## Required task
Extract every record, exactly as written, and ignore the pictures.

## Material supplied
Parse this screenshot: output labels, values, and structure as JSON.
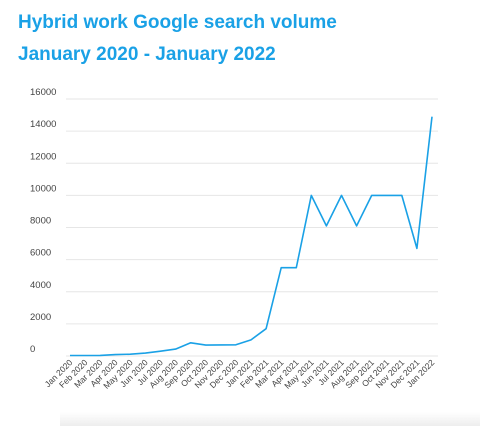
{
  "chart_data": {
    "type": "line",
    "title": "Hybrid work Google search volume",
    "subtitle": "January 2020 - January 2022",
    "categories": [
      "Jan 2020",
      "Feb 2020",
      "Mar 2020",
      "Apr 2020",
      "May 2020",
      "Jun 2020",
      "Jul 2020",
      "Aug 2020",
      "Sep 2020",
      "Oct 2020",
      "Nov 2020",
      "Dec 2020",
      "Jan 2021",
      "Feb 2021",
      "Mar 2021",
      "Apr 2021",
      "May 2021",
      "Jun 2021",
      "Jul 2021",
      "Aug 2021",
      "Sep 2021",
      "Oct 2021",
      "Nov 2021",
      "Dec 2021",
      "Jan 2022"
    ],
    "series": [
      {
        "values": [
          30,
          30,
          40,
          90,
          110,
          180,
          300,
          430,
          820,
          680,
          690,
          700,
          1000,
          1700,
          5500,
          5500,
          10000,
          8100,
          10000,
          8100,
          10000,
          10000,
          10000,
          6700,
          14900
        ]
      }
    ],
    "ylim": [
      0,
      16000
    ],
    "yticks": [
      0,
      2000,
      4000,
      6000,
      8000,
      10000,
      12000,
      14000,
      16000
    ],
    "xlabel": "",
    "ylabel": "",
    "grid": true,
    "line_color": "#1aa1e6",
    "grid_color": "#e6e6e6"
  }
}
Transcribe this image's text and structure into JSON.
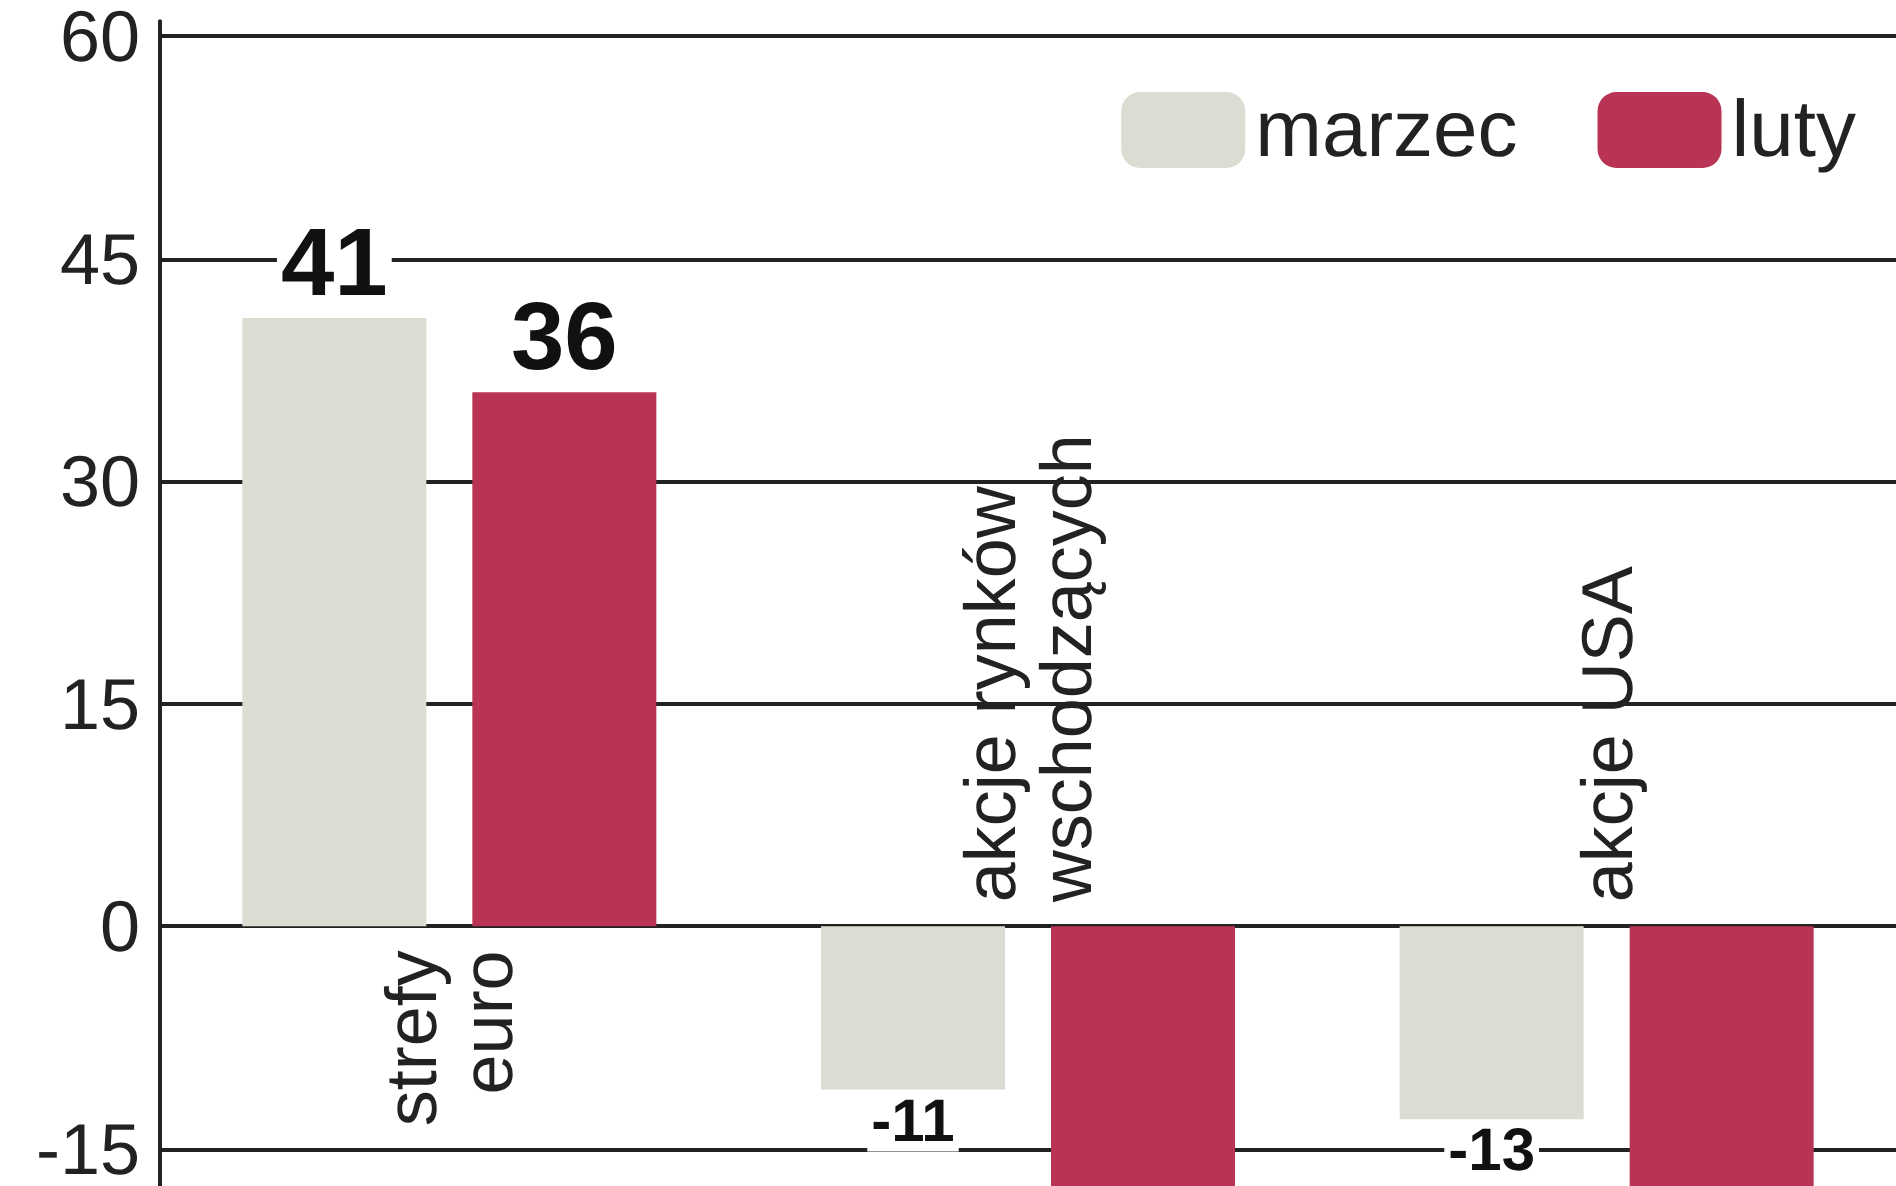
{
  "chart_data": {
    "type": "bar",
    "categories": [
      "strefy\neuro",
      "akcje rynków\nwschodzących",
      "akcje USA"
    ],
    "series": [
      {
        "name": "marzec",
        "color": "#dcdcd2",
        "values": [
          41,
          -11,
          -13
        ],
        "value_labels": [
          "41",
          "-11",
          "-13"
        ]
      },
      {
        "name": "luty",
        "color": "#b83354",
        "values": [
          36,
          -17.5,
          -17.5
        ],
        "value_labels": [
          "36",
          null,
          null
        ]
      }
    ],
    "ylim": [
      -17.5,
      61
    ],
    "yticks": [
      60,
      45,
      30,
      15,
      0,
      -15
    ],
    "grid": "y",
    "legend": "top right"
  }
}
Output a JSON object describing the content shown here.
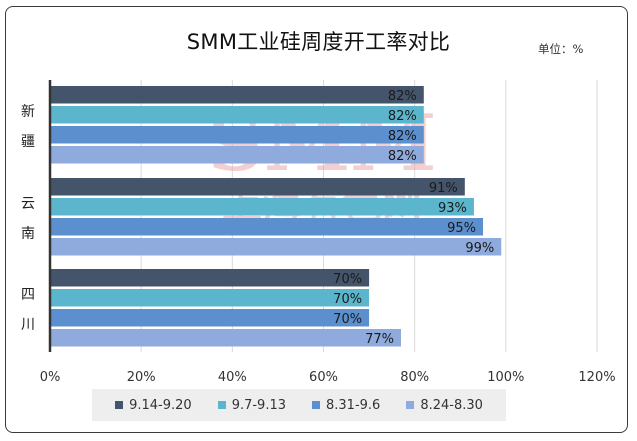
{
  "chart_data": {
    "type": "bar",
    "orientation": "horizontal",
    "title": "SMM工业硅周度开工率对比",
    "unit_label": "单位：%",
    "categories": [
      "新疆",
      "云南",
      "四川"
    ],
    "series": [
      {
        "name": "9.14-9.20",
        "color": "#44546a",
        "values": [
          82,
          91,
          70
        ]
      },
      {
        "name": "9.7-9.13",
        "color": "#5bb5cc",
        "values": [
          82,
          93,
          70
        ]
      },
      {
        "name": "8.31-9.6",
        "color": "#5b8fce",
        "values": [
          82,
          95,
          70
        ]
      },
      {
        "name": "8.24-8.30",
        "color": "#8faadc",
        "values": [
          82,
          99,
          77
        ]
      }
    ],
    "xlim": [
      0,
      120
    ],
    "x_ticks": [
      "0%",
      "20%",
      "40%",
      "60%",
      "80%",
      "100%",
      "120%"
    ],
    "value_suffix": "%",
    "grid": true,
    "legend_position": "bottom"
  },
  "watermark": {
    "line1": "SMM",
    "line2": "上海有色网",
    "color": "#e8a8ad"
  }
}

## Answer to this problem
Parse this screenshot: output labels, values, and structure as JSON.
{
  "chart_data": {
    "type": "line",
    "title": "Hybrid work Google search volume",
    "subtitle": "January 2020 - January 2022",
    "categories": [
      "Jan 2020",
      "Feb 2020",
      "Mar 2020",
      "Apr 2020",
      "May 2020",
      "Jun 2020",
      "Jul 2020",
      "Aug 2020",
      "Sep 2020",
      "Oct 2020",
      "Nov 2020",
      "Dec 2020",
      "Jan 2021",
      "Feb 2021",
      "Mar 2021",
      "Apr 2021",
      "May 2021",
      "Jun 2021",
      "Jul 2021",
      "Aug 2021",
      "Sep 2021",
      "Oct 2021",
      "Nov 2021",
      "Dec 2021",
      "Jan 2022"
    ],
    "series": [
      {
        "values": [
          30,
          30,
          40,
          90,
          110,
          180,
          300,
          430,
          820,
          680,
          690,
          700,
          1000,
          1700,
          5500,
          5500,
          10000,
          8100,
          10000,
          8100,
          10000,
          10000,
          10000,
          6700,
          14900
        ]
      }
    ],
    "ylim": [
      0,
      16000
    ],
    "yticks": [
      0,
      2000,
      4000,
      6000,
      8000,
      10000,
      12000,
      14000,
      16000
    ],
    "xlabel": "",
    "ylabel": "",
    "grid": true,
    "line_color": "#1aa1e6",
    "grid_color": "#e6e6e6"
  }
}
Transcribe this image's text and structure into JSON.
{
  "chart_data": {
    "type": "bar",
    "categories": [
      "strefy\neuro",
      "akcje rynków\nwschodzących",
      "akcje USA"
    ],
    "series": [
      {
        "name": "marzec",
        "color": "#dcdcd2",
        "values": [
          41,
          -11,
          -13
        ],
        "value_labels": [
          "41",
          "-11",
          "-13"
        ]
      },
      {
        "name": "luty",
        "color": "#b83354",
        "values": [
          36,
          -17.5,
          -17.5
        ],
        "value_labels": [
          "36",
          null,
          null
        ]
      }
    ],
    "ylim": [
      -17.5,
      61
    ],
    "yticks": [
      60,
      45,
      30,
      15,
      0,
      -15
    ],
    "grid": "y",
    "legend": "top right"
  }
}
Output a JSON object describing the content shown here.
{
  "chart_data": {
    "type": "bar",
    "orientation": "horizontal",
    "title": "SMM工业硅周度开工率对比",
    "unit_label": "单位：%",
    "categories": [
      "新疆",
      "云南",
      "四川"
    ],
    "series": [
      {
        "name": "9.14-9.20",
        "color": "#44546a",
        "values": [
          82,
          91,
          70
        ]
      },
      {
        "name": "9.7-9.13",
        "color": "#5bb5cc",
        "values": [
          82,
          93,
          70
        ]
      },
      {
        "name": "8.31-9.6",
        "color": "#5b8fce",
        "values": [
          82,
          95,
          70
        ]
      },
      {
        "name": "8.24-8.30",
        "color": "#8faadc",
        "values": [
          82,
          99,
          77
        ]
      }
    ],
    "xlim": [
      0,
      120
    ],
    "x_ticks": [
      "0%",
      "20%",
      "40%",
      "60%",
      "80%",
      "100%",
      "120%"
    ],
    "value_suffix": "%",
    "grid": true,
    "legend_position": "bottom"
  },
  "watermark": {
    "line1": "SMM",
    "line2": "上海有色网",
    "color": "#e8a8ad"
  }
}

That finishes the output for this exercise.